Transcribe every line exactly. Leave the pictures behind.

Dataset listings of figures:
━━━━━━━━━━━━━━━━━━━━

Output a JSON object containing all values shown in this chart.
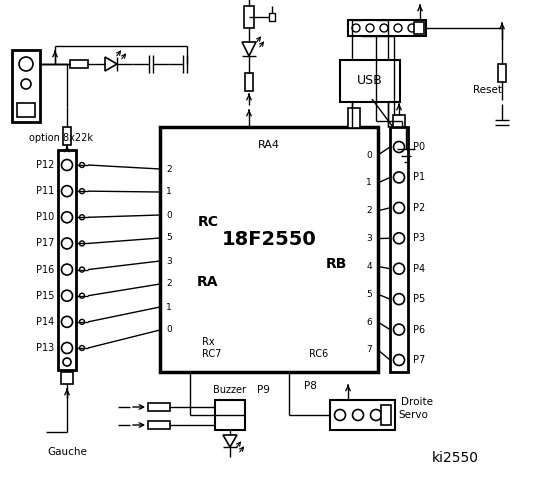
{
  "bg_color": "#ffffff",
  "line_color": "#000000",
  "title": "ki2550",
  "chip_label": "18F2550",
  "chip_sublabel": "RA4",
  "left_pin_labels": [
    "P12",
    "P11",
    "P10",
    "P17",
    "P16",
    "P15",
    "P14",
    "P13"
  ],
  "right_pin_labels": [
    "P0",
    "P1",
    "P2",
    "P3",
    "P4",
    "P5",
    "P6",
    "P7"
  ],
  "left_chip_pins_rc": [
    "2",
    "1",
    "0"
  ],
  "left_chip_pins_ra": [
    "5",
    "3",
    "2",
    "1",
    "0"
  ],
  "right_chip_pins_rb": [
    "0",
    "1",
    "2",
    "3",
    "4",
    "5",
    "6",
    "7"
  ],
  "rc_label": "RC",
  "ra_label": "RA",
  "rb_label": "RB",
  "gauche_label": "Gauche",
  "droite_label": "Droite",
  "buzzer_label": "Buzzer",
  "p9_label": "P9",
  "p8_label": "P8",
  "servo_label": "Servo",
  "reset_label": "Reset",
  "usb_label": "USB",
  "option_label": "option 8x22k"
}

━━━━━━━━━━━━━━━━━━━━

## SOLUTION BELOW
Output a JSON object containing all values shown in this chart.
{
  "bg_color": "#ffffff",
  "line_color": "#000000",
  "title": "ki2550",
  "chip_label": "18F2550",
  "chip_sublabel": "RA4",
  "left_pin_labels": [
    "P12",
    "P11",
    "P10",
    "P17",
    "P16",
    "P15",
    "P14",
    "P13"
  ],
  "right_pin_labels": [
    "P0",
    "P1",
    "P2",
    "P3",
    "P4",
    "P5",
    "P6",
    "P7"
  ],
  "left_chip_pins_rc": [
    "2",
    "1",
    "0"
  ],
  "left_chip_pins_ra": [
    "5",
    "3",
    "2",
    "1",
    "0"
  ],
  "right_chip_pins_rb": [
    "0",
    "1",
    "2",
    "3",
    "4",
    "5",
    "6",
    "7"
  ],
  "rc_label": "RC",
  "ra_label": "RA",
  "rb_label": "RB",
  "gauche_label": "Gauche",
  "droite_label": "Droite",
  "buzzer_label": "Buzzer",
  "p9_label": "P9",
  "p8_label": "P8",
  "servo_label": "Servo",
  "reset_label": "Reset",
  "usb_label": "USB",
  "option_label": "option 8x22k"
}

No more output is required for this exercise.